• [MATERIALS PROVIDED]:
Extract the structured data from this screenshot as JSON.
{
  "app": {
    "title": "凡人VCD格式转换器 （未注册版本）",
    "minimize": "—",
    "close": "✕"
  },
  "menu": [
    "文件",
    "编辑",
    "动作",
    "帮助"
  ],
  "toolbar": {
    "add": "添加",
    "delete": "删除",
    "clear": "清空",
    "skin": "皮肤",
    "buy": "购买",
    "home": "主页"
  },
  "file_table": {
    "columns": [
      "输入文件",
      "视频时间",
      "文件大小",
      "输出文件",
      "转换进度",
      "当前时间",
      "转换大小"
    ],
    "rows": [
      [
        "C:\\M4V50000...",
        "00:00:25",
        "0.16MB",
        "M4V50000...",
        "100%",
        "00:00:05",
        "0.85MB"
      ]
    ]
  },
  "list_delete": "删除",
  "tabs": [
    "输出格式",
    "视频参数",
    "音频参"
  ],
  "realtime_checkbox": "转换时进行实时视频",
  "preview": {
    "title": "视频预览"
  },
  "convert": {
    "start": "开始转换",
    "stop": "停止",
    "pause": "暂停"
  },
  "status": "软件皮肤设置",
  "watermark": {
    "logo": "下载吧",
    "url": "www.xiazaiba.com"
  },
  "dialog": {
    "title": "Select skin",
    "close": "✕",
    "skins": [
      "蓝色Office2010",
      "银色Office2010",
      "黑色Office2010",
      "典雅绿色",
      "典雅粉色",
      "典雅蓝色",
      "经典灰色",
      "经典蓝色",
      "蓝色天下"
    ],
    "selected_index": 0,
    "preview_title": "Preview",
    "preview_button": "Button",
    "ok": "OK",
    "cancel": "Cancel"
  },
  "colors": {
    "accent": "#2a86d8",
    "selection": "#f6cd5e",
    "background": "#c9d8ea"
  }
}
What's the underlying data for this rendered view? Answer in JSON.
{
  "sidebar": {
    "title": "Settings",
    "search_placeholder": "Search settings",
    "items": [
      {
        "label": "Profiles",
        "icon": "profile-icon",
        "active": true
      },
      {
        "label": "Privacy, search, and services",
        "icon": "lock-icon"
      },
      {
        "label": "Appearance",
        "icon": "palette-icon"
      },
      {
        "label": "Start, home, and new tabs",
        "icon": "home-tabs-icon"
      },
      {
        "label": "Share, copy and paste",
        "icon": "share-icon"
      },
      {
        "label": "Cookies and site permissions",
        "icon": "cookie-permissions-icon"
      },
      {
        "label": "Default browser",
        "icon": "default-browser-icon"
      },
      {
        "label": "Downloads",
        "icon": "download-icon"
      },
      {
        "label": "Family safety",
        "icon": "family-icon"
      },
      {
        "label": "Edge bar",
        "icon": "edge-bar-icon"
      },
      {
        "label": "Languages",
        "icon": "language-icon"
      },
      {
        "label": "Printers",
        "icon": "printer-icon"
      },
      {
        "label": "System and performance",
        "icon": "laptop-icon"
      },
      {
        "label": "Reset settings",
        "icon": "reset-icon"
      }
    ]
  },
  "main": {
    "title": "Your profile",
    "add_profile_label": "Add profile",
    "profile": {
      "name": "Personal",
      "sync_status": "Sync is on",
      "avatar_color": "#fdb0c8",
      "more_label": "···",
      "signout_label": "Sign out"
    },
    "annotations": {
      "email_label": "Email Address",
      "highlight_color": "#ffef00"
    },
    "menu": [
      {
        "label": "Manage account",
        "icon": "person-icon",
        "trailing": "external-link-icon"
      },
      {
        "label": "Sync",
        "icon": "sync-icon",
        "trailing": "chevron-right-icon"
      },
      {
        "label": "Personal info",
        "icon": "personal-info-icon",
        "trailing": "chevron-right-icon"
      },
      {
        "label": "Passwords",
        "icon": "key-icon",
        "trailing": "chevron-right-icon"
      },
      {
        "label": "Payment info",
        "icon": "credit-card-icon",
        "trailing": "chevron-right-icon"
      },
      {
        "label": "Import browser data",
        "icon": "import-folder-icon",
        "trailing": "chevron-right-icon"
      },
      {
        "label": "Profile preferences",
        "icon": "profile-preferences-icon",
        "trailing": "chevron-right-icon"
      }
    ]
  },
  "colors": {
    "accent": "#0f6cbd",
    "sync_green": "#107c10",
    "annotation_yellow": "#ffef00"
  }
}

• [TO DO]: Only lines with the word "data" should be collected from the material.

• [RESULT FOR THIS EXERCISE]:
Extract the structured data from this screenshot as JSON.
What's the underlying data for this rendered view? Answer in JSON.
        "label": "Import browser data",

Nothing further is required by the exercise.